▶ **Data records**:

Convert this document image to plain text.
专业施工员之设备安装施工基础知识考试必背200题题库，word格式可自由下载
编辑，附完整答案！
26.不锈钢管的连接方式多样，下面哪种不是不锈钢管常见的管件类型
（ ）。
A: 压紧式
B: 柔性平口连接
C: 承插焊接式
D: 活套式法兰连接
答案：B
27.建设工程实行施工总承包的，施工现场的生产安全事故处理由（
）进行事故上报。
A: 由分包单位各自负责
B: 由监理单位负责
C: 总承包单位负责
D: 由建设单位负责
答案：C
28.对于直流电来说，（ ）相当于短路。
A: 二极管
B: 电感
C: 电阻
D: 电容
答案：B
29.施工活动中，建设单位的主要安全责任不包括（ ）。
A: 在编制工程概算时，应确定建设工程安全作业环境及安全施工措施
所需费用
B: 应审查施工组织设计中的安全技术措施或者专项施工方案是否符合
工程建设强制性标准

---

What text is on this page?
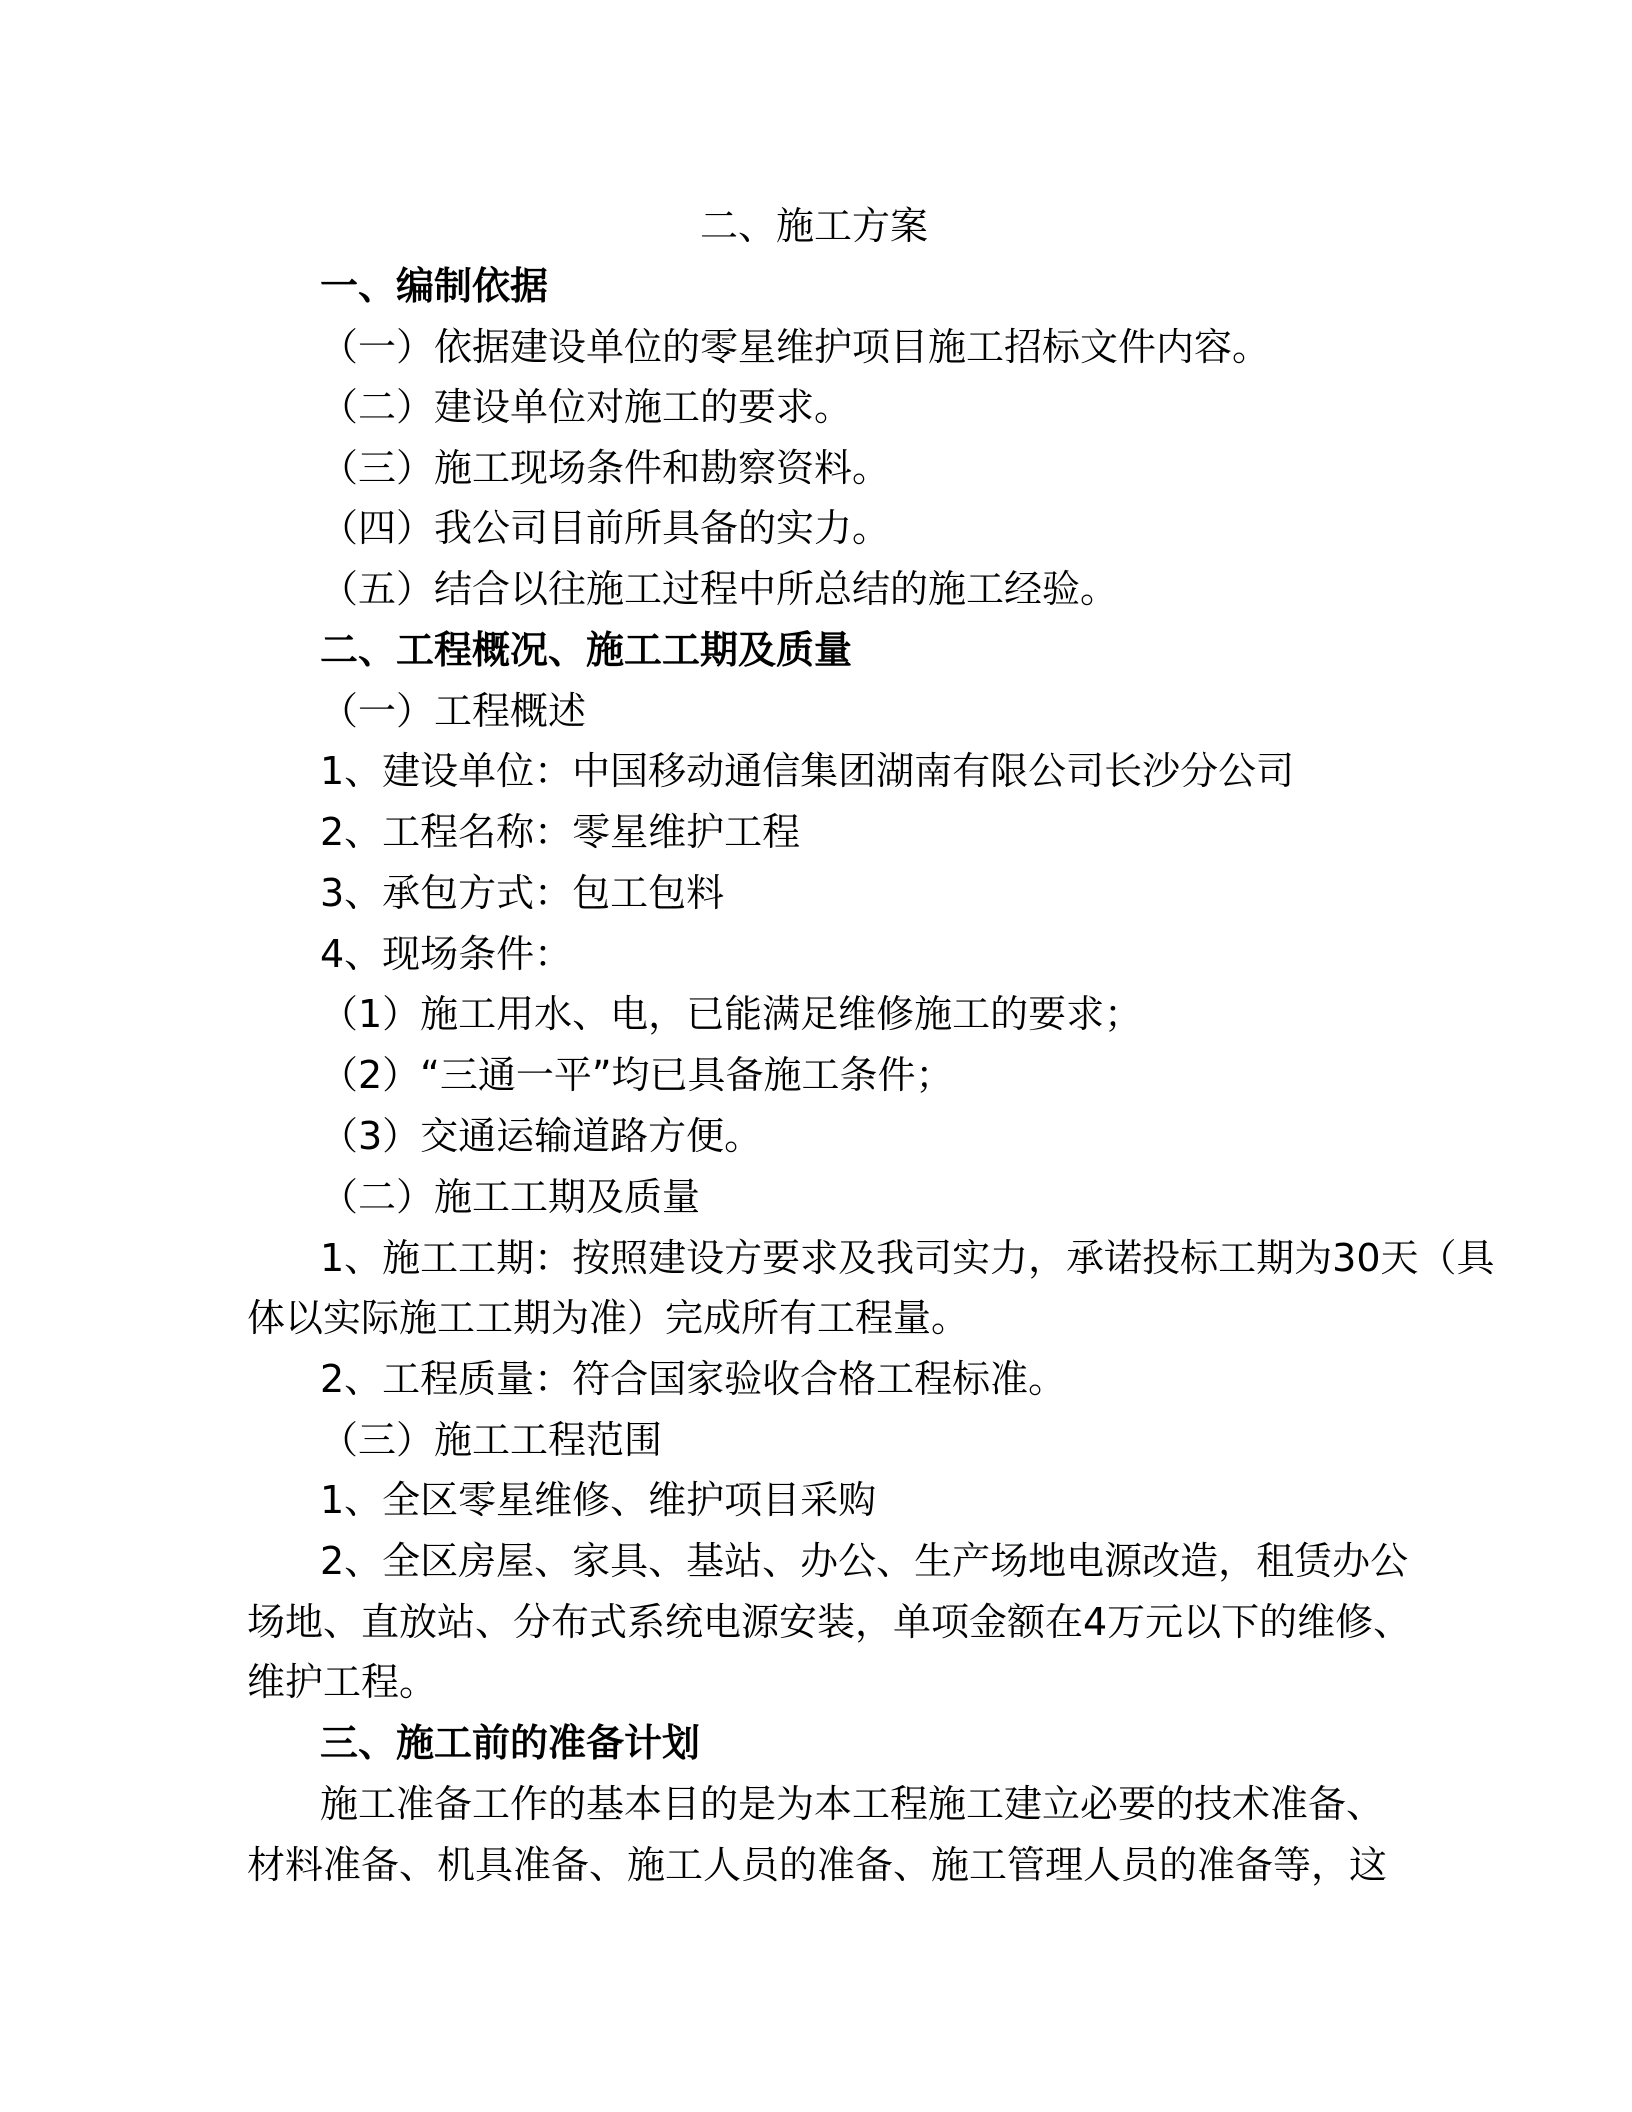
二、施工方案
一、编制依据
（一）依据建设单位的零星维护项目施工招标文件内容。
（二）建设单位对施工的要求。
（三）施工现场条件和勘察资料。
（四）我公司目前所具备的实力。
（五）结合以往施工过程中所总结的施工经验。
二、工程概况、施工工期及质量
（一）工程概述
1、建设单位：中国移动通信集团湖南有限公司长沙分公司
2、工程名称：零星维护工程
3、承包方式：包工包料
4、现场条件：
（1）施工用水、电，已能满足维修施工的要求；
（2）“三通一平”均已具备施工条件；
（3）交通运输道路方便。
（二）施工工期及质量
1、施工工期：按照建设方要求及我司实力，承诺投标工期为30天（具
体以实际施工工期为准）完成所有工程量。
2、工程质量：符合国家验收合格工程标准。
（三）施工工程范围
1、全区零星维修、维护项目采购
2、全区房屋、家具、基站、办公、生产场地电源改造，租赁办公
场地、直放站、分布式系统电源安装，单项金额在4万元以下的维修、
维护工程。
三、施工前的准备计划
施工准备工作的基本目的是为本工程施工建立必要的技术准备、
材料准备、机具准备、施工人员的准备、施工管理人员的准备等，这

--

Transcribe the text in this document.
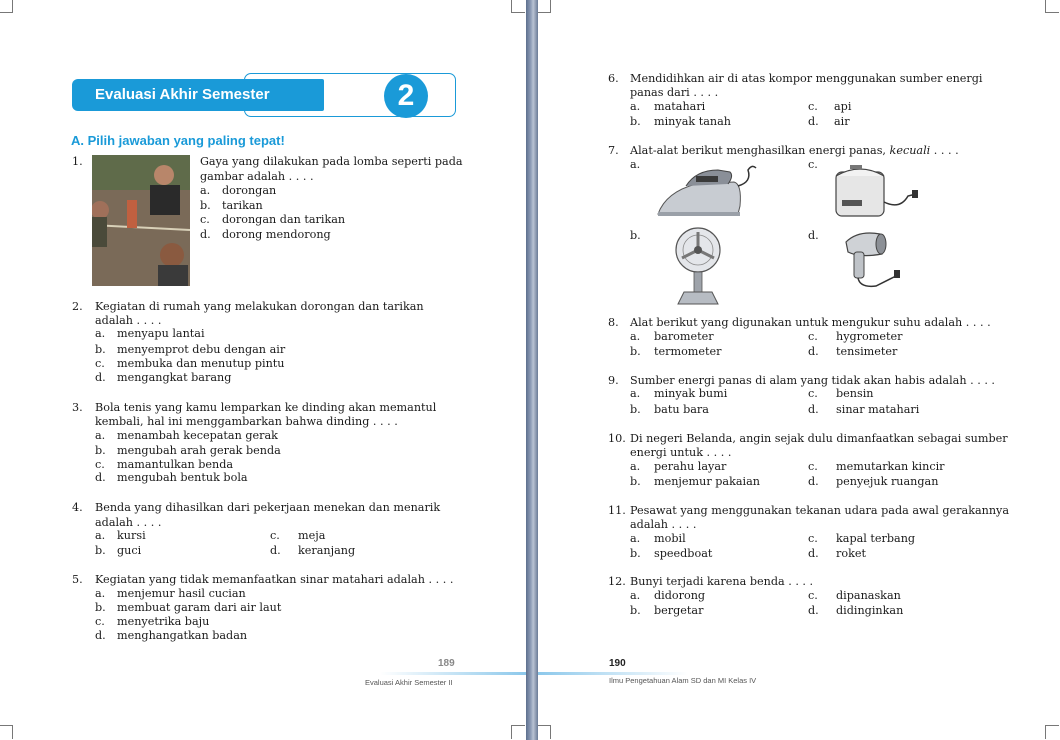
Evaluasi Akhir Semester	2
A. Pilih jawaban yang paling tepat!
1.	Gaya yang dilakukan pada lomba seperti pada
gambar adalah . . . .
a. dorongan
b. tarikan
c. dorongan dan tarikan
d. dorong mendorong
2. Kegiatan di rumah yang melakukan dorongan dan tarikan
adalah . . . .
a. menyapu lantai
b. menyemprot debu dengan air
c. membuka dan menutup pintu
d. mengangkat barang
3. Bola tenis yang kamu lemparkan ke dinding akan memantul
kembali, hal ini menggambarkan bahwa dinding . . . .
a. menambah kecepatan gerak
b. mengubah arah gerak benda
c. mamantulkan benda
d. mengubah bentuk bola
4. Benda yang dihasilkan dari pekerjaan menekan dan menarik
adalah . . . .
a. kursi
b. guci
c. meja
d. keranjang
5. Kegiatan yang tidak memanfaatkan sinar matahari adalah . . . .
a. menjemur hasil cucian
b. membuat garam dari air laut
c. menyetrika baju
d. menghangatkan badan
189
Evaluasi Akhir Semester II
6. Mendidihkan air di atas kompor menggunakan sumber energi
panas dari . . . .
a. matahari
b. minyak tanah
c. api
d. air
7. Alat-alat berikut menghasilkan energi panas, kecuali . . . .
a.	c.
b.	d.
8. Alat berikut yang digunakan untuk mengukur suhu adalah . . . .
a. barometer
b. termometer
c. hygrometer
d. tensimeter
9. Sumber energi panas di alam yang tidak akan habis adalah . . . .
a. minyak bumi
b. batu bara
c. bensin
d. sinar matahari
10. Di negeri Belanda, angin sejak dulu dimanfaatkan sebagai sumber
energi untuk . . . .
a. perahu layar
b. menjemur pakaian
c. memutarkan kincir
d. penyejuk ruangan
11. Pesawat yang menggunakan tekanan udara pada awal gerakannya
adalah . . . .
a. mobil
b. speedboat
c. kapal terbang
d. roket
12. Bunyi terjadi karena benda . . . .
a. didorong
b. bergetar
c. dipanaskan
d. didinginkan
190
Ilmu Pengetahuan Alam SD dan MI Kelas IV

▶ **DIRECTIVE**:
From the entries, report each line that includes the word "Kegiatan".

▶ **EXPECTED ANSWER**:
2. Kegiatan di rumah yang melakukan dorongan dan tarikan
5. Kegiatan yang tidak memanfaatkan sinar matahari adalah . . . .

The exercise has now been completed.